• _WRITTEN EXERCISE_: Identify the lines holding "have" and copy them.

═════ GIVEN DATA

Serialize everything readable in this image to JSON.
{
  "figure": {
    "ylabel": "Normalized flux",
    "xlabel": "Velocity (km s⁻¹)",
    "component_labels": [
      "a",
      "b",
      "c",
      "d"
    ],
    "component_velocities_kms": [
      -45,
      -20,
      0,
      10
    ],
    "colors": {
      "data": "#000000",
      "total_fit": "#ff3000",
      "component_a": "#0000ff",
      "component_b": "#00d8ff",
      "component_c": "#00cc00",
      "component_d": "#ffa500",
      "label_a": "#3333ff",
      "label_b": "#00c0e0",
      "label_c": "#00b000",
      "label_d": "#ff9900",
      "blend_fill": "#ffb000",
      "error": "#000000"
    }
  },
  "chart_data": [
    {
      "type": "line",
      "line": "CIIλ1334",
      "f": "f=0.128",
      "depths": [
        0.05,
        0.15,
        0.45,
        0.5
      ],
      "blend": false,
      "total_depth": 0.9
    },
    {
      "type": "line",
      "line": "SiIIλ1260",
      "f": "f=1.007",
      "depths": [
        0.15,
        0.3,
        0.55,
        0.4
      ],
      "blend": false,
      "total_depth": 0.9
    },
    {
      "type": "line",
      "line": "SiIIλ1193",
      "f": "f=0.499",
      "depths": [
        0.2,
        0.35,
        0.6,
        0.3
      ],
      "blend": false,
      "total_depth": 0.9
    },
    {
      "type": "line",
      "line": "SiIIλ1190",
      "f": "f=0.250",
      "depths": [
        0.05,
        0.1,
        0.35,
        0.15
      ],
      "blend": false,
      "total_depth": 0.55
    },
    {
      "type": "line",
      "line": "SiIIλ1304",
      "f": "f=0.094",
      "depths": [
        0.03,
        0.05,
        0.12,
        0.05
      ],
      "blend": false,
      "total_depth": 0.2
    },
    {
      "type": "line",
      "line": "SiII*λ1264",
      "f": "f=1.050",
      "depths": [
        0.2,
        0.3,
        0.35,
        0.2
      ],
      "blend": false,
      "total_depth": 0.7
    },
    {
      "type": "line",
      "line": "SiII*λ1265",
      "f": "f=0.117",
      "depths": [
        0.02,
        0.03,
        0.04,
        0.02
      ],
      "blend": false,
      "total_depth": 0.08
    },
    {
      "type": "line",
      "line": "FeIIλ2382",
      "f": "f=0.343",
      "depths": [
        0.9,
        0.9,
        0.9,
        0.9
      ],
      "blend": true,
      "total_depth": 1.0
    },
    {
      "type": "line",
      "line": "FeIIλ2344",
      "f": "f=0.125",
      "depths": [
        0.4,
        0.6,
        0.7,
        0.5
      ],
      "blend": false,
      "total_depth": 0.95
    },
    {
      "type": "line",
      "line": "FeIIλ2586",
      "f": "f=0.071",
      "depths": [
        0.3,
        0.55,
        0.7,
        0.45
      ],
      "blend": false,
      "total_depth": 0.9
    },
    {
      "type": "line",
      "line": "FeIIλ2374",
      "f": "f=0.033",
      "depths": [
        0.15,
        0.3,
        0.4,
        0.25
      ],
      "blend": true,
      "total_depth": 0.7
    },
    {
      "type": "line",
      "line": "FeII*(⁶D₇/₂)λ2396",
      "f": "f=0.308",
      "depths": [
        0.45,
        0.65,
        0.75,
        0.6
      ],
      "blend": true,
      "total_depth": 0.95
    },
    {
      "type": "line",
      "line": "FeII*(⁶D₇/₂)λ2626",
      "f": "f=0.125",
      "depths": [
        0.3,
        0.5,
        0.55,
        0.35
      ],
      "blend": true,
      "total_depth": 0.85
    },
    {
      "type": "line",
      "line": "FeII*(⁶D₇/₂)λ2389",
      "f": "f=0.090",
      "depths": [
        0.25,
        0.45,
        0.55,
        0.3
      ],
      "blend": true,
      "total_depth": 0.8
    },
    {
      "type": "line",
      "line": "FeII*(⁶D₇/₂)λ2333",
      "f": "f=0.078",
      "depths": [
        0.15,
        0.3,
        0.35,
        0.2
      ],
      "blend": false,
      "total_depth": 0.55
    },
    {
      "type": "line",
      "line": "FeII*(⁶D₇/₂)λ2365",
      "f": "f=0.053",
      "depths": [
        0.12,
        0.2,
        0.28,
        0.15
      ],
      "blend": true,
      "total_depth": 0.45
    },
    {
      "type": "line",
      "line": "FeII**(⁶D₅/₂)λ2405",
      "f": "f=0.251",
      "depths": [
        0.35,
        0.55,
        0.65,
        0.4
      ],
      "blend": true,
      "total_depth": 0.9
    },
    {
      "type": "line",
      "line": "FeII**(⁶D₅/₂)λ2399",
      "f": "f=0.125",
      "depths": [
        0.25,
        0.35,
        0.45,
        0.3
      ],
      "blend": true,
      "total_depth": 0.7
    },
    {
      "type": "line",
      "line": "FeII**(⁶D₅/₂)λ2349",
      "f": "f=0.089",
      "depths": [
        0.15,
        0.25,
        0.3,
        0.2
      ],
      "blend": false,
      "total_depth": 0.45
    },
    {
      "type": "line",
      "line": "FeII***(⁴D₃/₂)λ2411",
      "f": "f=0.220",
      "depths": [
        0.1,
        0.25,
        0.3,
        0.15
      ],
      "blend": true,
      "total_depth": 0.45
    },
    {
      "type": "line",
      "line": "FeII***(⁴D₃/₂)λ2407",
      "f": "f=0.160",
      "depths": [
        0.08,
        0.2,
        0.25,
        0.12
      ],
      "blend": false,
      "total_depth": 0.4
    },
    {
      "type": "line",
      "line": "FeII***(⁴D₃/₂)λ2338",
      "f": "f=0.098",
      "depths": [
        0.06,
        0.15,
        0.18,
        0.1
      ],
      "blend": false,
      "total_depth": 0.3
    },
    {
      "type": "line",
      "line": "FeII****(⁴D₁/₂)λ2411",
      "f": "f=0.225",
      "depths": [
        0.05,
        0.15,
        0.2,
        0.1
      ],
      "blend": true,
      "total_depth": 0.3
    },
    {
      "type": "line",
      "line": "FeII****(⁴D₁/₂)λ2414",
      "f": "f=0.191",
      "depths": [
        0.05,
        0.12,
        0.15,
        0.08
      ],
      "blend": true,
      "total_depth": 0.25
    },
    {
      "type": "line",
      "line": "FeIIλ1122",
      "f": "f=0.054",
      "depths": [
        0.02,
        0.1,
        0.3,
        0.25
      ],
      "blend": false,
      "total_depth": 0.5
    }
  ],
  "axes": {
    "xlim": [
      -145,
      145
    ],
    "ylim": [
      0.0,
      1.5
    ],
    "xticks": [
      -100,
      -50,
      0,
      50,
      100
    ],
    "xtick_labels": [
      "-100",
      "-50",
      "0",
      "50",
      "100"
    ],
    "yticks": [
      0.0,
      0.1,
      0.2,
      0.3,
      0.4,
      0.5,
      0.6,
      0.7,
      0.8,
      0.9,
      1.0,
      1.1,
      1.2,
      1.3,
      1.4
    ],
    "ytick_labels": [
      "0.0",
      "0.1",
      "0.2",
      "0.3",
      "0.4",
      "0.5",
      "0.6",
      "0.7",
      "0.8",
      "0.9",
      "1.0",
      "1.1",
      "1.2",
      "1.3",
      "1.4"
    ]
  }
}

══════════
═════ GIVEN DATA

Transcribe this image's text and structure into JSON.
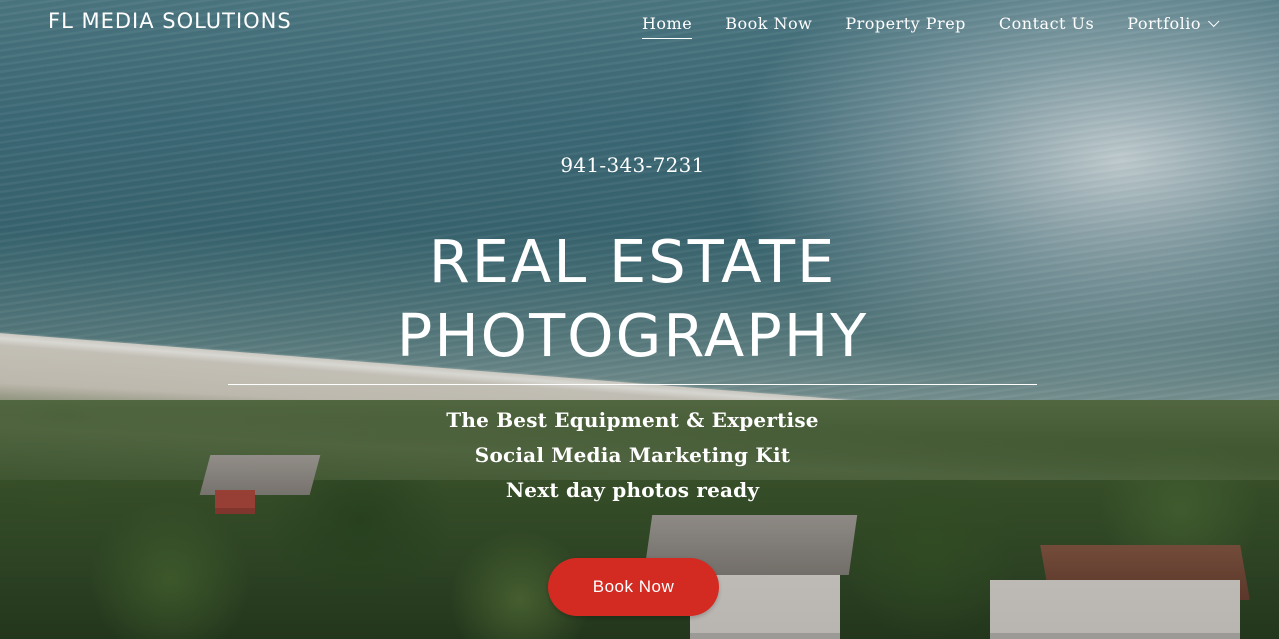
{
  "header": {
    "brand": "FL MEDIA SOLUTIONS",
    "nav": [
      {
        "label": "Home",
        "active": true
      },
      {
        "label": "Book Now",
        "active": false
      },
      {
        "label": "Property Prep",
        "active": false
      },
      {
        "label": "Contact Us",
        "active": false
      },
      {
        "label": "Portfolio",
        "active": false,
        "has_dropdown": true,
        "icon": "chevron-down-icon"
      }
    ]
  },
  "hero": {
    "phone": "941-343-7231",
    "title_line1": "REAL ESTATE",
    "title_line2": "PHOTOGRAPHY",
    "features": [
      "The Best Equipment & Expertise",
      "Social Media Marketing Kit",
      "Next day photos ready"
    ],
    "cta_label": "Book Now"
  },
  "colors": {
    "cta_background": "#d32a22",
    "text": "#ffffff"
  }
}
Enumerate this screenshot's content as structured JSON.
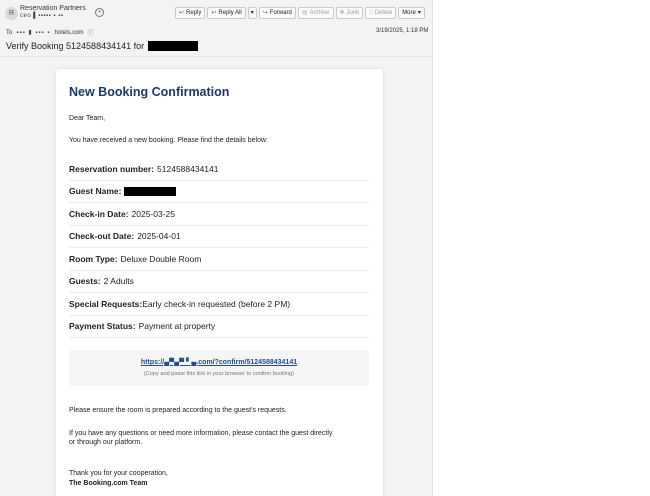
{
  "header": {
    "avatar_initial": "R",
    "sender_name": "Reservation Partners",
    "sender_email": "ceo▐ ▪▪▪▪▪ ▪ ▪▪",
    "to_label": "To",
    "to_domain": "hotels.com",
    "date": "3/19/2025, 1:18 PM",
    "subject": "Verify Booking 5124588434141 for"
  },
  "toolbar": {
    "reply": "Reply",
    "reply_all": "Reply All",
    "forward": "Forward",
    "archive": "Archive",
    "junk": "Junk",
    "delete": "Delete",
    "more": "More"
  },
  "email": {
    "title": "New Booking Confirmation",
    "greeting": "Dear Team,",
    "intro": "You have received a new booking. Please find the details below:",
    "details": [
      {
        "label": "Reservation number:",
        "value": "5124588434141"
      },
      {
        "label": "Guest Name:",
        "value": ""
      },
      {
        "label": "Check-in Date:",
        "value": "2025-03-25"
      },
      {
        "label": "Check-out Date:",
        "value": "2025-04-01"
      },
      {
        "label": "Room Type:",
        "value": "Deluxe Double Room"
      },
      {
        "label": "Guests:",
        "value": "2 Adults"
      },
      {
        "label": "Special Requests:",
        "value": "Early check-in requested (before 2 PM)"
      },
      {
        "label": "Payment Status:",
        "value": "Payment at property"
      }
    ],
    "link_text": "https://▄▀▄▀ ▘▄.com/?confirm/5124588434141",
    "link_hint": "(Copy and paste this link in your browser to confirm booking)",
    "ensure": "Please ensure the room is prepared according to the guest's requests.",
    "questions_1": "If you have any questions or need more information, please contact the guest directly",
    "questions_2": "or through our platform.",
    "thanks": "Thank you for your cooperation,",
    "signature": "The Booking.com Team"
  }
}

══════════

• _TASK OUTPUT_:
    "intro": "You have received a new booking. Please find the details below:",
    "questions_1": "If you have any questions or need more information, please contact the guest directly",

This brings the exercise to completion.